━━━━━ PROVIDED ENTRIES ━━━━━

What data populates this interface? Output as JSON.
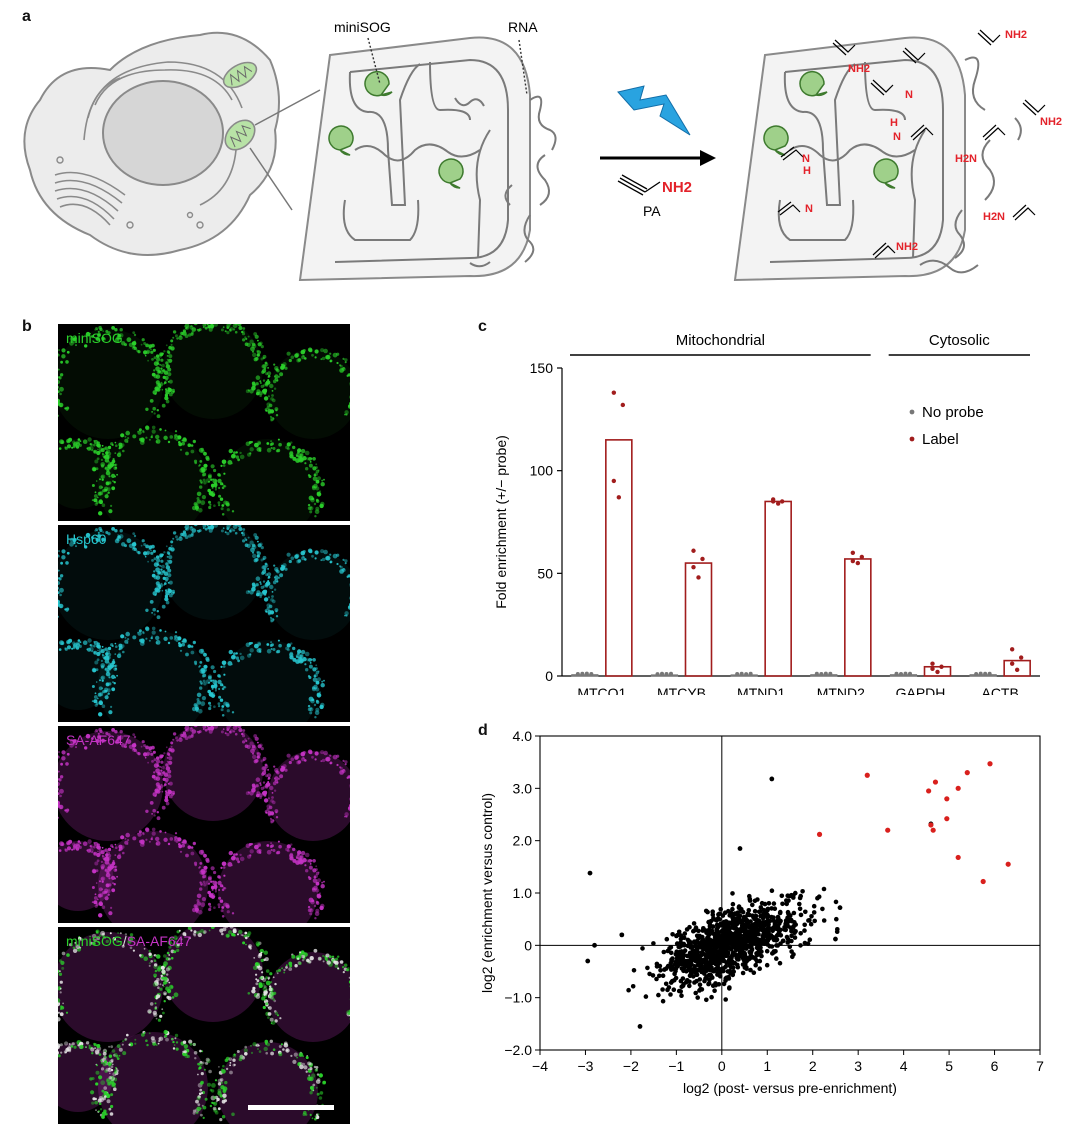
{
  "panels": {
    "a": {
      "letter": "a",
      "labels": {
        "minisog": "miniSOG",
        "rna": "RNA",
        "pa": "PA",
        "nh2": "NH2",
        "nh": "N",
        "h": "H",
        "h2n": "H2N"
      }
    },
    "b": {
      "letter": "b",
      "images": [
        {
          "label": "miniSOG",
          "color": "#2bd12b"
        },
        {
          "label": "Hsp60",
          "color": "#27c6cf"
        },
        {
          "label": "SA-AF647",
          "color": "#c533c5"
        },
        {
          "label_a": "miniSOG",
          "label_sep": "/",
          "label_b": "SA-AF647",
          "color_a": "#2bd12b",
          "color_b": "#c533c5"
        }
      ]
    },
    "c": {
      "letter": "c"
    },
    "d": {
      "letter": "d"
    }
  },
  "chart_data": [
    {
      "type": "bar",
      "ylabel": "Fold enrichment (+/− probe)",
      "ylim": [
        0,
        150
      ],
      "yticks": [
        0,
        50,
        100,
        150
      ],
      "categories": [
        "MTCO1",
        "MTCYB",
        "MTND1",
        "MTND2",
        "GAPDH",
        "ACTB"
      ],
      "groups": [
        {
          "label": "Mitochondrial",
          "from": 0,
          "to": 3
        },
        {
          "label": "Cytosolic",
          "from": 4,
          "to": 5
        }
      ],
      "legend": {
        "position": "top-right"
      },
      "series": [
        {
          "name": "No probe",
          "color": "#777777",
          "values": [
            0.6,
            0.5,
            0.5,
            0.6,
            0.6,
            0.6
          ],
          "points": [
            [
              0.5,
              0.6,
              0.7,
              0.5
            ],
            [
              0.4,
              0.6,
              0.5,
              0.6
            ],
            [
              0.5,
              0.6,
              0.4,
              0.6
            ],
            [
              0.6,
              0.5,
              0.7,
              0.6
            ],
            [
              0.6,
              0.5,
              0.7,
              0.6
            ],
            [
              0.5,
              0.7,
              0.6,
              0.6
            ]
          ]
        },
        {
          "name": "Label",
          "color": "#a11d1d",
          "values": [
            115,
            55,
            85,
            57,
            4.5,
            7.5
          ],
          "points": [
            [
              138,
              132,
              95,
              87
            ],
            [
              61,
              57,
              53,
              48
            ],
            [
              86,
              85,
              85,
              84
            ],
            [
              60,
              58,
              56,
              55
            ],
            [
              6,
              4.5,
              3.5,
              2
            ],
            [
              13,
              9,
              6,
              3
            ]
          ]
        }
      ]
    },
    {
      "type": "scatter",
      "xlabel": "log2 (post- versus pre-enrichment)",
      "ylabel": "log2 (enrichment versus control)",
      "xlim": [
        -4,
        7
      ],
      "ylim": [
        -2,
        4
      ],
      "xticks": [
        "−4",
        "−3",
        "−2",
        "−1",
        "0",
        "1",
        "2",
        "3",
        "4",
        "5",
        "6",
        "7"
      ],
      "yticks": [
        "−2.0",
        "−1.0",
        "0",
        "1.0",
        "2.0",
        "3.0",
        "4.0"
      ],
      "series": [
        {
          "name": "",
          "color": "#d9201d",
          "points": [
            [
              3.2,
              3.25
            ],
            [
              2.15,
              2.12
            ],
            [
              3.65,
              2.2
            ],
            [
              4.55,
              2.95
            ],
            [
              4.7,
              3.12
            ],
            [
              5.4,
              3.3
            ],
            [
              5.9,
              3.47
            ],
            [
              4.95,
              2.8
            ],
            [
              5.2,
              3.0
            ],
            [
              4.95,
              2.42
            ],
            [
              4.65,
              2.2
            ],
            [
              4.6,
              2.3
            ],
            [
              5.2,
              1.68
            ],
            [
              5.75,
              1.22
            ],
            [
              6.3,
              1.55
            ]
          ]
        },
        {
          "name": "",
          "color": "#000000",
          "points": [
            [
              1.1,
              3.18
            ],
            [
              4.6,
              2.32
            ],
            [
              -2.9,
              1.38
            ],
            [
              -2.95,
              -0.3
            ],
            [
              -2.8,
              0.0
            ],
            [
              0.4,
              1.85
            ],
            [
              2.5,
              0.12
            ],
            [
              2.6,
              0.72
            ],
            [
              -2.2,
              0.2
            ],
            [
              -1.8,
              -1.55
            ]
          ]
        },
        {
          "name": "",
          "color": "#000000",
          "generated": {
            "count": 1100,
            "seed": 7
          }
        }
      ]
    }
  ]
}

━━━━━

WHAT YOU HAVE TO DO:
Transcribe every record above exactly, leaving out the pictures.

EXERCISE RESULT:
What data populates this interface? Output as JSON.
{
  "panels": {
    "a": {
      "letter": "a",
      "labels": {
        "minisog": "miniSOG",
        "rna": "RNA",
        "pa": "PA",
        "nh2": "NH2",
        "nh": "N",
        "h": "H",
        "h2n": "H2N"
      }
    },
    "b": {
      "letter": "b",
      "images": [
        {
          "label": "miniSOG",
          "color": "#2bd12b"
        },
        {
          "label": "Hsp60",
          "color": "#27c6cf"
        },
        {
          "label": "SA-AF647",
          "color": "#c533c5"
        },
        {
          "label_a": "miniSOG",
          "label_sep": "/",
          "label_b": "SA-AF647",
          "color_a": "#2bd12b",
          "color_b": "#c533c5"
        }
      ]
    },
    "c": {
      "letter": "c"
    },
    "d": {
      "letter": "d"
    }
  },
  "chart_data": [
    {
      "type": "bar",
      "ylabel": "Fold enrichment (+/− probe)",
      "ylim": [
        0,
        150
      ],
      "yticks": [
        0,
        50,
        100,
        150
      ],
      "categories": [
        "MTCO1",
        "MTCYB",
        "MTND1",
        "MTND2",
        "GAPDH",
        "ACTB"
      ],
      "groups": [
        {
          "label": "Mitochondrial",
          "from": 0,
          "to": 3
        },
        {
          "label": "Cytosolic",
          "from": 4,
          "to": 5
        }
      ],
      "legend": {
        "position": "top-right"
      },
      "series": [
        {
          "name": "No probe",
          "color": "#777777",
          "values": [
            0.6,
            0.5,
            0.5,
            0.6,
            0.6,
            0.6
          ],
          "points": [
            [
              0.5,
              0.6,
              0.7,
              0.5
            ],
            [
              0.4,
              0.6,
              0.5,
              0.6
            ],
            [
              0.5,
              0.6,
              0.4,
              0.6
            ],
            [
              0.6,
              0.5,
              0.7,
              0.6
            ],
            [
              0.6,
              0.5,
              0.7,
              0.6
            ],
            [
              0.5,
              0.7,
              0.6,
              0.6
            ]
          ]
        },
        {
          "name": "Label",
          "color": "#a11d1d",
          "values": [
            115,
            55,
            85,
            57,
            4.5,
            7.5
          ],
          "points": [
            [
              138,
              132,
              95,
              87
            ],
            [
              61,
              57,
              53,
              48
            ],
            [
              86,
              85,
              85,
              84
            ],
            [
              60,
              58,
              56,
              55
            ],
            [
              6,
              4.5,
              3.5,
              2
            ],
            [
              13,
              9,
              6,
              3
            ]
          ]
        }
      ]
    },
    {
      "type": "scatter",
      "xlabel": "log2 (post- versus pre-enrichment)",
      "ylabel": "log2 (enrichment versus control)",
      "xlim": [
        -4,
        7
      ],
      "ylim": [
        -2,
        4
      ],
      "xticks": [
        "−4",
        "−3",
        "−2",
        "−1",
        "0",
        "1",
        "2",
        "3",
        "4",
        "5",
        "6",
        "7"
      ],
      "yticks": [
        "−2.0",
        "−1.0",
        "0",
        "1.0",
        "2.0",
        "3.0",
        "4.0"
      ],
      "series": [
        {
          "name": "",
          "color": "#d9201d",
          "points": [
            [
              3.2,
              3.25
            ],
            [
              2.15,
              2.12
            ],
            [
              3.65,
              2.2
            ],
            [
              4.55,
              2.95
            ],
            [
              4.7,
              3.12
            ],
            [
              5.4,
              3.3
            ],
            [
              5.9,
              3.47
            ],
            [
              4.95,
              2.8
            ],
            [
              5.2,
              3.0
            ],
            [
              4.95,
              2.42
            ],
            [
              4.65,
              2.2
            ],
            [
              4.6,
              2.3
            ],
            [
              5.2,
              1.68
            ],
            [
              5.75,
              1.22
            ],
            [
              6.3,
              1.55
            ]
          ]
        },
        {
          "name": "",
          "color": "#000000",
          "points": [
            [
              1.1,
              3.18
            ],
            [
              4.6,
              2.32
            ],
            [
              -2.9,
              1.38
            ],
            [
              -2.95,
              -0.3
            ],
            [
              -2.8,
              0.0
            ],
            [
              0.4,
              1.85
            ],
            [
              2.5,
              0.12
            ],
            [
              2.6,
              0.72
            ],
            [
              -2.2,
              0.2
            ],
            [
              -1.8,
              -1.55
            ]
          ]
        },
        {
          "name": "",
          "color": "#000000",
          "generated": {
            "count": 1100,
            "seed": 7
          }
        }
      ]
    }
  ]
}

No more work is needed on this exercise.